──────── AVAILABLE RECORDS
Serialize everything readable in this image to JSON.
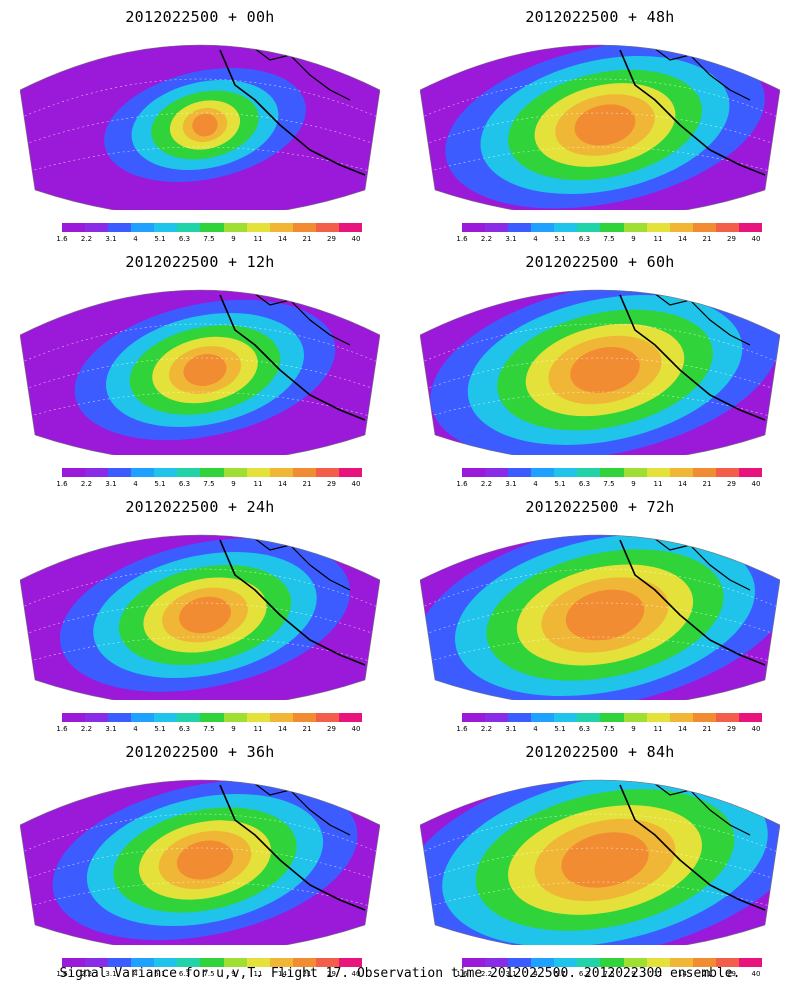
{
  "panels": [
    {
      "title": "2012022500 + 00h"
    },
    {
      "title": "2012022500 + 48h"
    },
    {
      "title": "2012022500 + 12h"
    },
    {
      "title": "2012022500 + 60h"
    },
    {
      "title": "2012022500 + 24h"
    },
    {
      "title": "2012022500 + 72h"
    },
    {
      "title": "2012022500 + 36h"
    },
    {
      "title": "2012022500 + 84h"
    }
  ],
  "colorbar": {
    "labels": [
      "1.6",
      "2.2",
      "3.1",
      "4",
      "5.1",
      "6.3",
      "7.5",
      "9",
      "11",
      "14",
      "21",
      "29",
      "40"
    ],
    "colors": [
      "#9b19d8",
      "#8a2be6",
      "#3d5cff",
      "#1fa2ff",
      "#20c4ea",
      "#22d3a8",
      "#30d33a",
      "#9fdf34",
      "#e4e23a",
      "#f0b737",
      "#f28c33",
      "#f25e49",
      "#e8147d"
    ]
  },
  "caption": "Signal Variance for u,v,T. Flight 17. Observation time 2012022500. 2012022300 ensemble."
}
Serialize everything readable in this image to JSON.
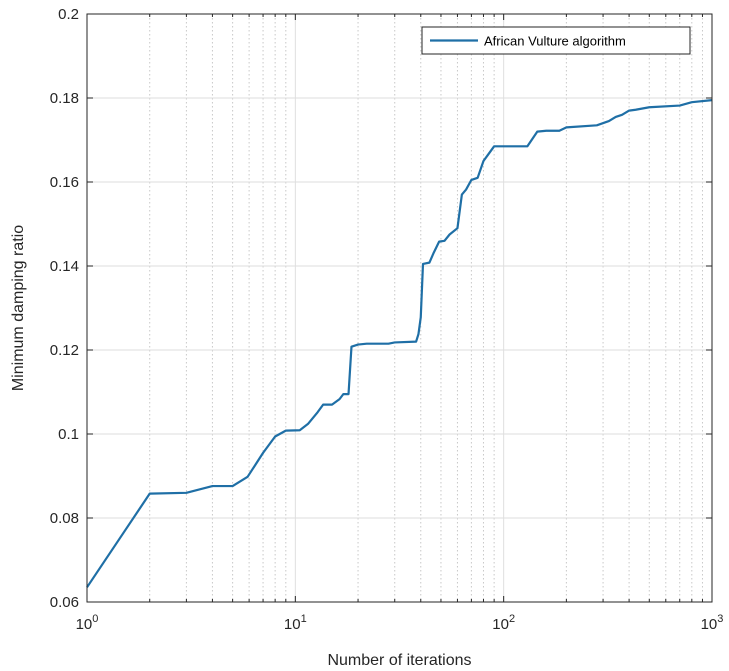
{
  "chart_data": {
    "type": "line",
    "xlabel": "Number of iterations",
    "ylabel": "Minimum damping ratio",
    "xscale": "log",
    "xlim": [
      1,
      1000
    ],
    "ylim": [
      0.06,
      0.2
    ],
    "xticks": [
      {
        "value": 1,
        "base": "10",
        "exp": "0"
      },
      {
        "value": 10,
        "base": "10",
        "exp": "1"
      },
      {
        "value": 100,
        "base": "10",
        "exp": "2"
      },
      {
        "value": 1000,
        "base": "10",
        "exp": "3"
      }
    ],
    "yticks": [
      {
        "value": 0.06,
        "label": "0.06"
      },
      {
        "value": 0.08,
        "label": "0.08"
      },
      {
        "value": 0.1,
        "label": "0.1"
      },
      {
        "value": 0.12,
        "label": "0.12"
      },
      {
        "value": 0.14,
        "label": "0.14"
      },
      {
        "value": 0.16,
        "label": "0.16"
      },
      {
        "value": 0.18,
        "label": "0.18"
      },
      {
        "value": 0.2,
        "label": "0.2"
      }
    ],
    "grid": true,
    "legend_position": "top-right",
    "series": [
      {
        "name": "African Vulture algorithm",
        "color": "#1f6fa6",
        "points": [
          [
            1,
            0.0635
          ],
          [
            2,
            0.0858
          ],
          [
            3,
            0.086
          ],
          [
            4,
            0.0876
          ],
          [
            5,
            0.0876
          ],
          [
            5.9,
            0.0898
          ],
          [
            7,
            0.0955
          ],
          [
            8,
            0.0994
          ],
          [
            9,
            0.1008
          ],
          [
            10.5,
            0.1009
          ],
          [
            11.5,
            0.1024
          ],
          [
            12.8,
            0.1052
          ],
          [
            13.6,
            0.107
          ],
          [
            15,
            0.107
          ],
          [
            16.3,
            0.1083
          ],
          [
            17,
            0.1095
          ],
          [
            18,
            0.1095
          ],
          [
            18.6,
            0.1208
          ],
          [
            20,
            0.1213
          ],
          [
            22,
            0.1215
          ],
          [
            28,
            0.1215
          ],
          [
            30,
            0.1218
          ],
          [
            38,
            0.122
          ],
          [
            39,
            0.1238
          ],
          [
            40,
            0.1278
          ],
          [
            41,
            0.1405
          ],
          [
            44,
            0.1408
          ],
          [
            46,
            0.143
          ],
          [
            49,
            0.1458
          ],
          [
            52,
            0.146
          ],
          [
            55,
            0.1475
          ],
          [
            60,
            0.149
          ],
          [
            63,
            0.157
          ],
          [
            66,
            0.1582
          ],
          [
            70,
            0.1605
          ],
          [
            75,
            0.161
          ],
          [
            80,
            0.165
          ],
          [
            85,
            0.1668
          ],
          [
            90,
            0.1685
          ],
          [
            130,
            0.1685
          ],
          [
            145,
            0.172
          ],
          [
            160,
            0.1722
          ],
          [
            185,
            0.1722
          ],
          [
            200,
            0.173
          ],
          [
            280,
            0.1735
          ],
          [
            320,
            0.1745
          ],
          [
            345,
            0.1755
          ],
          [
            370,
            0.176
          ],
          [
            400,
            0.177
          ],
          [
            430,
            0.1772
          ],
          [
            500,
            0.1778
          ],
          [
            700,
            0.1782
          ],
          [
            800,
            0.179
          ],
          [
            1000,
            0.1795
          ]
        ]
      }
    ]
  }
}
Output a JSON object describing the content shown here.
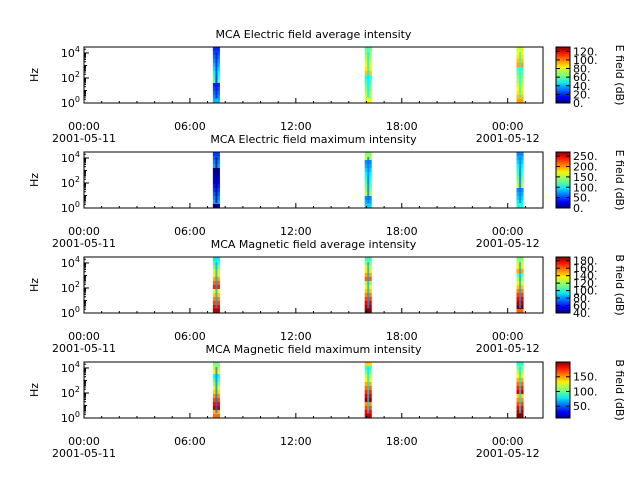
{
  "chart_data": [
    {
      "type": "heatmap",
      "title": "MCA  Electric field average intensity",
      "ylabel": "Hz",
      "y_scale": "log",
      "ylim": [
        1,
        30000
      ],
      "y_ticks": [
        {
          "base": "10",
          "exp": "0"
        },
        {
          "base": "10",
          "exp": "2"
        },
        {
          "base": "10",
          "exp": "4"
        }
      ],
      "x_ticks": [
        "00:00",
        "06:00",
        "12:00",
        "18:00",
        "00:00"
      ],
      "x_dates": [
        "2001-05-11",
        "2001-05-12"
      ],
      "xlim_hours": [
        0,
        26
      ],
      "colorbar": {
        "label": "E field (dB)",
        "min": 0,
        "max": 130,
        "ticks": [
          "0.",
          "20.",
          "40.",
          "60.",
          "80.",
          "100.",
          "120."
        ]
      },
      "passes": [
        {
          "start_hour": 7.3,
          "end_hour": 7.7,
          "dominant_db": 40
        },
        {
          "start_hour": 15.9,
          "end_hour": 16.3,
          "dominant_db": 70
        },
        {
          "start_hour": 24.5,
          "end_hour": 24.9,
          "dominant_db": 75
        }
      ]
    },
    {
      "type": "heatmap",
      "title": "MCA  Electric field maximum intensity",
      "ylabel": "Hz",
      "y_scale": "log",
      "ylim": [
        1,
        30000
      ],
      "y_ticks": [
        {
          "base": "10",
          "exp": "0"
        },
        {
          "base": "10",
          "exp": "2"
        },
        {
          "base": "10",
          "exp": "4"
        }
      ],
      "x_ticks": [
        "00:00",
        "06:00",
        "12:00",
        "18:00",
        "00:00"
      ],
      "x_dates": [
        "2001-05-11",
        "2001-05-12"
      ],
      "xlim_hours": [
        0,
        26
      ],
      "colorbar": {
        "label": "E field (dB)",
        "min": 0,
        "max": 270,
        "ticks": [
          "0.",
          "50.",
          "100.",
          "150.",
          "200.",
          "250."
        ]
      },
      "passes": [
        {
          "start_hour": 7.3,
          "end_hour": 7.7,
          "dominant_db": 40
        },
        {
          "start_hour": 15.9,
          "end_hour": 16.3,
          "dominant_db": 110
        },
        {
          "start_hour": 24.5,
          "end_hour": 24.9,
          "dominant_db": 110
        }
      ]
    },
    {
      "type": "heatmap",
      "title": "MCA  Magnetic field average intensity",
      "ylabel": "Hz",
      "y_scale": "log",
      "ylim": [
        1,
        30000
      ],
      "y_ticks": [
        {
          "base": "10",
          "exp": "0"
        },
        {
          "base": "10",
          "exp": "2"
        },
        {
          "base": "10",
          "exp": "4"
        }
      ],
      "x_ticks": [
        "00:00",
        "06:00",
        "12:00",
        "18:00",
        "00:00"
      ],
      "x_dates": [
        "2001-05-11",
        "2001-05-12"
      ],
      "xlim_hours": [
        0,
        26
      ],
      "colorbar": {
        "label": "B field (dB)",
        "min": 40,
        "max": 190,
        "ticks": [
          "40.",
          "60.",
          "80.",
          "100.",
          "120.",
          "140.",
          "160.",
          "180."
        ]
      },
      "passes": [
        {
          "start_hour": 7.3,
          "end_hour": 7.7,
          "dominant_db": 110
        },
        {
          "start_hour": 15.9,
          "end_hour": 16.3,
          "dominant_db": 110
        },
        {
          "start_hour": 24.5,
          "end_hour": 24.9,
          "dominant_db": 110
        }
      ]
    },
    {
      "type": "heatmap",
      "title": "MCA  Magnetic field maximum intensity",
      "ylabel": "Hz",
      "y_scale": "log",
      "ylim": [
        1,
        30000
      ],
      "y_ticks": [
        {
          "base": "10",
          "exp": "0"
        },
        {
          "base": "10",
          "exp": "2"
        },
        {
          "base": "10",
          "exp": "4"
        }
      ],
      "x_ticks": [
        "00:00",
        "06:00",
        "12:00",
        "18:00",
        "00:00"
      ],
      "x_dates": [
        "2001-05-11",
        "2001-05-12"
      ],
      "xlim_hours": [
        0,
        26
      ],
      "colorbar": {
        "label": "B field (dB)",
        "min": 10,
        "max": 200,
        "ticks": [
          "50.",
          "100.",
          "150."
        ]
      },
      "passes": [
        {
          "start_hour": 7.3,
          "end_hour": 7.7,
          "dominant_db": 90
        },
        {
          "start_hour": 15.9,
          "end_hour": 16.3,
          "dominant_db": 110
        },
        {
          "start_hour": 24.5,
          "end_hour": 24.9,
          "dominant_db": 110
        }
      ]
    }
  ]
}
────────────────
TASK REQUIREMENTS:
Among the lines of the data, identify those with the word "Electric". Copy each of them.

FINISHED EXERCISE:
      "title": "MCA  Electric field average intensity",
      "title": "MCA  Electric field maximum intensity",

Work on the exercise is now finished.